:: DATA ROWS ::

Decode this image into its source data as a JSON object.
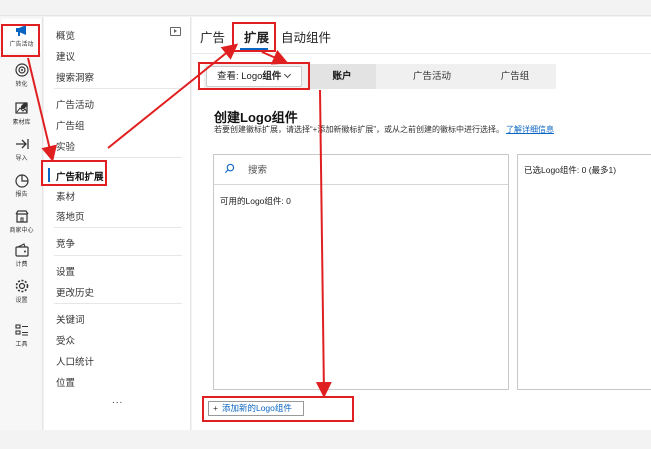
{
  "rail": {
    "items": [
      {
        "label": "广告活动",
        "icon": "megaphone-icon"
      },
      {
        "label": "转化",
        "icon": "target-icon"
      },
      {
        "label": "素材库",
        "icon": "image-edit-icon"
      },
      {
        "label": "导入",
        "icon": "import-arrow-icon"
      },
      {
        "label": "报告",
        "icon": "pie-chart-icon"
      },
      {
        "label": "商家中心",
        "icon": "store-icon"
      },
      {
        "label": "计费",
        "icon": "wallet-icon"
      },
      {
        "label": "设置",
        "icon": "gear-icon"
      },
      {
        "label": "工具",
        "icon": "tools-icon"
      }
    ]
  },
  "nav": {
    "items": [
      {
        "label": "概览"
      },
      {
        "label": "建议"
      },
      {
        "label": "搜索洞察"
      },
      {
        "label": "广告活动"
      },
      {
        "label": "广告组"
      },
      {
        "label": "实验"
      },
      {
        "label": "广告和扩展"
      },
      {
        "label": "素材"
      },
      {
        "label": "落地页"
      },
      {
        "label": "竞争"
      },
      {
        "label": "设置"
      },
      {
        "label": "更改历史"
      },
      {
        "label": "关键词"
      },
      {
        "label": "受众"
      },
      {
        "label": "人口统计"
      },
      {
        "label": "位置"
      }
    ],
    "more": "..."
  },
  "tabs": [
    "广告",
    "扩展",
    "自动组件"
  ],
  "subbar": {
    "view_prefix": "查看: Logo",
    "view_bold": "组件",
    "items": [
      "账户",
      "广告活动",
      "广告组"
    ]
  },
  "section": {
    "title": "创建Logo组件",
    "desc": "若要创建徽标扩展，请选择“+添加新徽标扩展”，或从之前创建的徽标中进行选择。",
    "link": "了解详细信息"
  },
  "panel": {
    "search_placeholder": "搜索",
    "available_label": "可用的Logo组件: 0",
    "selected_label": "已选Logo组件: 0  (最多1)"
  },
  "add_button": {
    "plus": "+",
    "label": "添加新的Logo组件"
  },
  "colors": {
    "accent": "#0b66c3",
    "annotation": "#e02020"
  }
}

:: AIM OF THE TASK ::
Gather up every line from the listing above in which the word "icon" occurs.

:: REPLY TO THE EXERCISE ::
        "icon": "megaphone-icon"
        "icon": "target-icon"
        "icon": "image-edit-icon"
        "icon": "import-arrow-icon"
        "icon": "pie-chart-icon"
        "icon": "store-icon"
        "icon": "wallet-icon"
        "icon": "gear-icon"
        "icon": "tools-icon"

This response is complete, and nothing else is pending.